• GIVEN REQUEST: State how many lines in the listing below include the word "Extra", and add nothing besides the number.

++++ INFORMATION PROVIDED ++++

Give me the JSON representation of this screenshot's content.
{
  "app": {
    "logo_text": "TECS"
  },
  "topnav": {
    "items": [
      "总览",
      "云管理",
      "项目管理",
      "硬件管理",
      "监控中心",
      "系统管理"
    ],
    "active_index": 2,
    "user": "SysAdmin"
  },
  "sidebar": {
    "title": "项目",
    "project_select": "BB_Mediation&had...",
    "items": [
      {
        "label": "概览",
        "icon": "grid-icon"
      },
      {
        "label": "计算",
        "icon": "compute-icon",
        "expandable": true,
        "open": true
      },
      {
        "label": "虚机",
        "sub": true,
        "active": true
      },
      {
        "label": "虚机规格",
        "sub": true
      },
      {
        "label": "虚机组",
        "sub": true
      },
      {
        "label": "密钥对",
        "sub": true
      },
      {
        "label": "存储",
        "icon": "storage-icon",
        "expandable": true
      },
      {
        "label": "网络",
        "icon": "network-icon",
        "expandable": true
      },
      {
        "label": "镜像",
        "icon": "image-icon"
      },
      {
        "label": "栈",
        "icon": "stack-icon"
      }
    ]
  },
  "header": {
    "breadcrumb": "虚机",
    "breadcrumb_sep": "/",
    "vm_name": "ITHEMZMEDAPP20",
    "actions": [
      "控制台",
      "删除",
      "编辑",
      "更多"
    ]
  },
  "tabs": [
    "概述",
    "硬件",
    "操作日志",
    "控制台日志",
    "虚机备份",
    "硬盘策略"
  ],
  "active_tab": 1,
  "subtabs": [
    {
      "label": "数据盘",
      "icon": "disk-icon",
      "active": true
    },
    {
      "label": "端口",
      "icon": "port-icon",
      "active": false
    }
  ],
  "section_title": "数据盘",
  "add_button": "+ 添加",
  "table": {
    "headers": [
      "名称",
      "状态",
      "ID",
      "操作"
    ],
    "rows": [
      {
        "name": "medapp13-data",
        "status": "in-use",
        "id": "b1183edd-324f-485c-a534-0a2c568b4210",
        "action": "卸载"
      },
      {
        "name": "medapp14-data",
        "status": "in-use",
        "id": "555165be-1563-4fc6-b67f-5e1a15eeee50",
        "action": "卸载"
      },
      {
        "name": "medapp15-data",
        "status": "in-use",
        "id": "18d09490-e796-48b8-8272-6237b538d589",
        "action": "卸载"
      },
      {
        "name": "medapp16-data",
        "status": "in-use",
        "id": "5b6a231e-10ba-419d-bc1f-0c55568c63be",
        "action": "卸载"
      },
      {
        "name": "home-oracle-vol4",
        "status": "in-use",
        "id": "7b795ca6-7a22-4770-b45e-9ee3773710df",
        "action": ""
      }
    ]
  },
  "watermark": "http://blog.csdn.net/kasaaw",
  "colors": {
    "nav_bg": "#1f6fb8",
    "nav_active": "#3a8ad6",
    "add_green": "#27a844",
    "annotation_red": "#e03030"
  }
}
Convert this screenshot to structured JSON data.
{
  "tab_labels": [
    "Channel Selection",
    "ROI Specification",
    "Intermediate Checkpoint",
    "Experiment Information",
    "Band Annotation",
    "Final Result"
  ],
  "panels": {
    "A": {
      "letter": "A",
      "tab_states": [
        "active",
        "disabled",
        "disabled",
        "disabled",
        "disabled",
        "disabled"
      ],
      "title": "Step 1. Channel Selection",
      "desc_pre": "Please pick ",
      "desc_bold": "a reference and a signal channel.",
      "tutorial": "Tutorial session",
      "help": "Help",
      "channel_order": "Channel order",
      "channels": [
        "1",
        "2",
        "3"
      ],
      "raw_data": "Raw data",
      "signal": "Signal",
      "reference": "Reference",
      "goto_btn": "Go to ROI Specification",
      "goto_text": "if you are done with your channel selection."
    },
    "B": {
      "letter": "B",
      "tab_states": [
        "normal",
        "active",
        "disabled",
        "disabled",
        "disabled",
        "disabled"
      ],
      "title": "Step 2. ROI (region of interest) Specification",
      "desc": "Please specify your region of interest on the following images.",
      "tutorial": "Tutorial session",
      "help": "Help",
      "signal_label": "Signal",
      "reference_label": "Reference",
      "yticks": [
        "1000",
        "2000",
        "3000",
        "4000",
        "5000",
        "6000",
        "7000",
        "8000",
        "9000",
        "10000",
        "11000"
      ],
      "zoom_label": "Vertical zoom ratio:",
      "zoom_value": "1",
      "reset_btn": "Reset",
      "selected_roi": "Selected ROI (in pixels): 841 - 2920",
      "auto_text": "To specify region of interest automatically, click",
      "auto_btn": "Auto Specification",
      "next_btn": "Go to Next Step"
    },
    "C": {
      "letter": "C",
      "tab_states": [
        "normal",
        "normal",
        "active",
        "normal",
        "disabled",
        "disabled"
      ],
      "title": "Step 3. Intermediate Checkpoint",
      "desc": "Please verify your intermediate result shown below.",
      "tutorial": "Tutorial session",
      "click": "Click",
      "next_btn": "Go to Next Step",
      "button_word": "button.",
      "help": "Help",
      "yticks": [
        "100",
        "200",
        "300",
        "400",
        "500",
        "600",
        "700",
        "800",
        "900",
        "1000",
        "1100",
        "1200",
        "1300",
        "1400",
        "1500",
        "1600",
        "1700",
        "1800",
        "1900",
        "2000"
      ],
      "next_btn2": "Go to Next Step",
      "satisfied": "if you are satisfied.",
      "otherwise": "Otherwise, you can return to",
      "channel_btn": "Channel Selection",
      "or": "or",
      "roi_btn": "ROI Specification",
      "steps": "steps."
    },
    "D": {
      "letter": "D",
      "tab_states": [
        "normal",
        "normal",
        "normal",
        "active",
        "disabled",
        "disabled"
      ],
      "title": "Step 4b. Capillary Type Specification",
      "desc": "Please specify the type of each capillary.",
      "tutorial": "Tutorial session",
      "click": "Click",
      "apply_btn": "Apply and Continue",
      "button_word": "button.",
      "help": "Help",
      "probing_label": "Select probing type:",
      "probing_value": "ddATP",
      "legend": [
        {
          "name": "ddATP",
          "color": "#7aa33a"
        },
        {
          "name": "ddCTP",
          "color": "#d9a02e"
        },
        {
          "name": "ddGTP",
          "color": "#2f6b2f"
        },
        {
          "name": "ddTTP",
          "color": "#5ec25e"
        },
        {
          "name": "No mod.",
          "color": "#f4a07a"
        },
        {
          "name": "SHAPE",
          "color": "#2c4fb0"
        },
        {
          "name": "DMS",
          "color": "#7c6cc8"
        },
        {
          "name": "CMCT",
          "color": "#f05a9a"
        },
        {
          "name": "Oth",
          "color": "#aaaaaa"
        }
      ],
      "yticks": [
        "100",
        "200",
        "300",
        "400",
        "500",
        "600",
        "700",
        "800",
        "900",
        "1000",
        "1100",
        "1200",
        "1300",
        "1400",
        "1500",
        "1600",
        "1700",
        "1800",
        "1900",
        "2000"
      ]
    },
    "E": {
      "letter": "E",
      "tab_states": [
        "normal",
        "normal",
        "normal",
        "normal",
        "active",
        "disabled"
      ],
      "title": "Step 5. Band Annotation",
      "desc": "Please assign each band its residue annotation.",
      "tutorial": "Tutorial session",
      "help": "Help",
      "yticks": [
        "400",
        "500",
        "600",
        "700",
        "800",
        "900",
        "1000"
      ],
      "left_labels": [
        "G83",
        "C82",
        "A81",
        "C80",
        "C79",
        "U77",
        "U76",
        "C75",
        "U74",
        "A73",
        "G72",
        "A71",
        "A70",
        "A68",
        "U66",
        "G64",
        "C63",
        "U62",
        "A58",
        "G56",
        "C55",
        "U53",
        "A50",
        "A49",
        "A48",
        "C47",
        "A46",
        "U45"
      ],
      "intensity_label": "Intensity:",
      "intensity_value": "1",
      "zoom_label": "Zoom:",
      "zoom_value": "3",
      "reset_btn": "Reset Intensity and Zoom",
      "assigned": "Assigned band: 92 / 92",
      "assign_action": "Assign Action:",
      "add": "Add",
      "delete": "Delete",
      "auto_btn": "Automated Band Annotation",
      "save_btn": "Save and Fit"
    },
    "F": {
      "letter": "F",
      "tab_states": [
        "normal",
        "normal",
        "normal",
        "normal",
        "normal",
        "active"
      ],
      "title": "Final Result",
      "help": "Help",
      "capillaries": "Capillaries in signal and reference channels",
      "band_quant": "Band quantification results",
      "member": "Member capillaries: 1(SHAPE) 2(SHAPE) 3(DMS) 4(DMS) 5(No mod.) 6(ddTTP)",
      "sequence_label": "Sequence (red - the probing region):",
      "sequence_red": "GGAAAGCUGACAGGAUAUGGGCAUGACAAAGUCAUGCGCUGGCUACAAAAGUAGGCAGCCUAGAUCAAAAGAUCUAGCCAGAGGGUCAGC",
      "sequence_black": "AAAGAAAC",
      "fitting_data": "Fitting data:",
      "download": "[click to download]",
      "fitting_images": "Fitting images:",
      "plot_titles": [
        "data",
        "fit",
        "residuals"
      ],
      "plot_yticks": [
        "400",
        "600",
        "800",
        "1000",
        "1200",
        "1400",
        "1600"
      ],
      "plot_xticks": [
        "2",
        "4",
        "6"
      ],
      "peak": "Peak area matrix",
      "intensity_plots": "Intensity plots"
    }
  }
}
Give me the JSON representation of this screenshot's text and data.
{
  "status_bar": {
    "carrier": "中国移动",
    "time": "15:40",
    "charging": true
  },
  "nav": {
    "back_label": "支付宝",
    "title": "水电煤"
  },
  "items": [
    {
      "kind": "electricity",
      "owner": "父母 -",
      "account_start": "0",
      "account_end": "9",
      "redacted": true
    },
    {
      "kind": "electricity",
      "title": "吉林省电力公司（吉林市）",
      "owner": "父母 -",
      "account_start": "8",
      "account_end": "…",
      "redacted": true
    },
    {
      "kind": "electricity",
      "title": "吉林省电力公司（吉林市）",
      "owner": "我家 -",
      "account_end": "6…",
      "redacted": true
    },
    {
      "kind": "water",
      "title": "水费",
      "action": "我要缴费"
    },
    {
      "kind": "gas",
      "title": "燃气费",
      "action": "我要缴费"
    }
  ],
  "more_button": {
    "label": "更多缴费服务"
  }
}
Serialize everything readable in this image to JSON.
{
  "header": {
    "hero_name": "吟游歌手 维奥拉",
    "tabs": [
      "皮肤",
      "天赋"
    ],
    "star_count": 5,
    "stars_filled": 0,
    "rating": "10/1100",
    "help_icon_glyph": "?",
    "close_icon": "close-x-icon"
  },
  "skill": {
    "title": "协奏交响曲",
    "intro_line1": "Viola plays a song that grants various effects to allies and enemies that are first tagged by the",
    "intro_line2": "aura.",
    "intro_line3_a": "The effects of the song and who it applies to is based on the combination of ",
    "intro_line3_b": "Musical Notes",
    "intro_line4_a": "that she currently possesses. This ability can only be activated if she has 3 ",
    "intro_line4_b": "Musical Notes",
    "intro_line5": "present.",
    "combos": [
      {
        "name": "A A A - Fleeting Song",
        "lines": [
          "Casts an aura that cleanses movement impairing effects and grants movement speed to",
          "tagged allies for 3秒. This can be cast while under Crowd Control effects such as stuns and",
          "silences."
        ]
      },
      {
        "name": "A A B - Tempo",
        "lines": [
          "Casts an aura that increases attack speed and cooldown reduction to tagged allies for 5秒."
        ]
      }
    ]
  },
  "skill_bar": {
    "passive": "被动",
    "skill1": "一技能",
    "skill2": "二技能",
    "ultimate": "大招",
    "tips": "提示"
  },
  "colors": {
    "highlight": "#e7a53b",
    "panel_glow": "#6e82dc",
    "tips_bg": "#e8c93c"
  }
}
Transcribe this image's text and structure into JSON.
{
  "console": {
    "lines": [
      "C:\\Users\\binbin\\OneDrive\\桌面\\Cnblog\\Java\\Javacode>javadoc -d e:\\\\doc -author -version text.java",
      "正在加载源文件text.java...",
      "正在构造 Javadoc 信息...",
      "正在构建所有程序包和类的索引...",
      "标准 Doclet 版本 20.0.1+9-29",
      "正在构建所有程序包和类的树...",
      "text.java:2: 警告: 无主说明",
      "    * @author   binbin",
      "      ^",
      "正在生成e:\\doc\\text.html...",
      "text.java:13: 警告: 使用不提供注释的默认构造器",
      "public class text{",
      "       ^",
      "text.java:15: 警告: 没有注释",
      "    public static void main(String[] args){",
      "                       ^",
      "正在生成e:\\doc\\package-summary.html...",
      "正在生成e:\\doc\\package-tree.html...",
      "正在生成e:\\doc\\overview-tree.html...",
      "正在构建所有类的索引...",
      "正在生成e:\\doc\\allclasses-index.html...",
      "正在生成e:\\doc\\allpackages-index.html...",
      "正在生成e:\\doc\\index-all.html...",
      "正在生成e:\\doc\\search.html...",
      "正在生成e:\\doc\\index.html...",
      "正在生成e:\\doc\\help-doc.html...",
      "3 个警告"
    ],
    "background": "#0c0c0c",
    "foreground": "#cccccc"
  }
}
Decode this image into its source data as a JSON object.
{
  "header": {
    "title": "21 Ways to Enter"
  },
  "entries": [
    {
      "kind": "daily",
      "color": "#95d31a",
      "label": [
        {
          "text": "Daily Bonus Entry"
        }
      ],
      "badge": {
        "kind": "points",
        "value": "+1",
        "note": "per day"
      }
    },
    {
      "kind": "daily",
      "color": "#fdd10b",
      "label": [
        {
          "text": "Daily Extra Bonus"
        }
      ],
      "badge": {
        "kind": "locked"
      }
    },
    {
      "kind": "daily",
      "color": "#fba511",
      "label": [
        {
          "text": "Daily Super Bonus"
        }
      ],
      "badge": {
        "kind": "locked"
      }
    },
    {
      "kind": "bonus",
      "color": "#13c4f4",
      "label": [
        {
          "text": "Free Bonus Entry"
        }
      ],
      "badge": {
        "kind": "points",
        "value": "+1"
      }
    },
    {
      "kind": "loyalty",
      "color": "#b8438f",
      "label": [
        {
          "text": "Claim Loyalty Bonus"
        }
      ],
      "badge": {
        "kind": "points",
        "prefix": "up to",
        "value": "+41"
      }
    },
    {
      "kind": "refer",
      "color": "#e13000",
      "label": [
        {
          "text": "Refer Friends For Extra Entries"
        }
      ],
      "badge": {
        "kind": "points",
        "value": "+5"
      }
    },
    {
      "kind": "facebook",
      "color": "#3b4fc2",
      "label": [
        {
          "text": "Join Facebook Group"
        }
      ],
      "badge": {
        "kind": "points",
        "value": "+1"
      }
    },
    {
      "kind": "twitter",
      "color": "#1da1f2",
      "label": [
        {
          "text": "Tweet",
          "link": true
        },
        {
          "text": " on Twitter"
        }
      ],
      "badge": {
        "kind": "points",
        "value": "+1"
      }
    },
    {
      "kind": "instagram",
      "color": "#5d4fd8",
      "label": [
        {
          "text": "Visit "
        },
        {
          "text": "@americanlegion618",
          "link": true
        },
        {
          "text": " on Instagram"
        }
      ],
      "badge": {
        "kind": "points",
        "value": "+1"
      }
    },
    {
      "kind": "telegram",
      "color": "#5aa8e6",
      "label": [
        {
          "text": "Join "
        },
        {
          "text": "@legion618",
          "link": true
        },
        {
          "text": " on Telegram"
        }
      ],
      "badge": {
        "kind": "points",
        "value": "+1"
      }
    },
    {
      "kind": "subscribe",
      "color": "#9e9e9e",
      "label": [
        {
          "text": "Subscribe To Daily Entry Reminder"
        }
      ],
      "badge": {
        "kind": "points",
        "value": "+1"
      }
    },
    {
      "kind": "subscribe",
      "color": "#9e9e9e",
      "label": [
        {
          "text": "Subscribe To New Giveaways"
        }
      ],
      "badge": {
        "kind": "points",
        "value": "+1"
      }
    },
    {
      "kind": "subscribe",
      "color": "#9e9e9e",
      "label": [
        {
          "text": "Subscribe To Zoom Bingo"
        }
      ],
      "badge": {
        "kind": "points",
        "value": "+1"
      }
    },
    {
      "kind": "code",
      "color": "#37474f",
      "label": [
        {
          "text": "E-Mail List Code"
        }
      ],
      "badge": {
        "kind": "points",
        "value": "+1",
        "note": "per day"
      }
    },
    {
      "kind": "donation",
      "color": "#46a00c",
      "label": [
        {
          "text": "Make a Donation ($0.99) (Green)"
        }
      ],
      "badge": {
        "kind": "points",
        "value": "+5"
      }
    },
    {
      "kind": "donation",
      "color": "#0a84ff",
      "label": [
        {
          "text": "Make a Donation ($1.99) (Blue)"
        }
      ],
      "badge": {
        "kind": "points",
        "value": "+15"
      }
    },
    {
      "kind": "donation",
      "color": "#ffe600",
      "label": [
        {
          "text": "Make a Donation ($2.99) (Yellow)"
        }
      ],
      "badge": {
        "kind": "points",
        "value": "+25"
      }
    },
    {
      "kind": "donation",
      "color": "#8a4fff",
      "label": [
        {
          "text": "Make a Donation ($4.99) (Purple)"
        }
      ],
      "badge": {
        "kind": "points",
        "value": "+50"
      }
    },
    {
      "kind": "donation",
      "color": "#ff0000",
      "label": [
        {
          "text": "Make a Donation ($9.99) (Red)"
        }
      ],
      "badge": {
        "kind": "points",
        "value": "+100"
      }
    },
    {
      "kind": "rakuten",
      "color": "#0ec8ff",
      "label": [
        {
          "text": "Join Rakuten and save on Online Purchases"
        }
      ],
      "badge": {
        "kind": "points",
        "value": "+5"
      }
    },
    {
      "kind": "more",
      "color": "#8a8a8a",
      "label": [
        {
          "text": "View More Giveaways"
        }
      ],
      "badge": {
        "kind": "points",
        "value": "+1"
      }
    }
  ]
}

++++

• FULL ANSWER: 2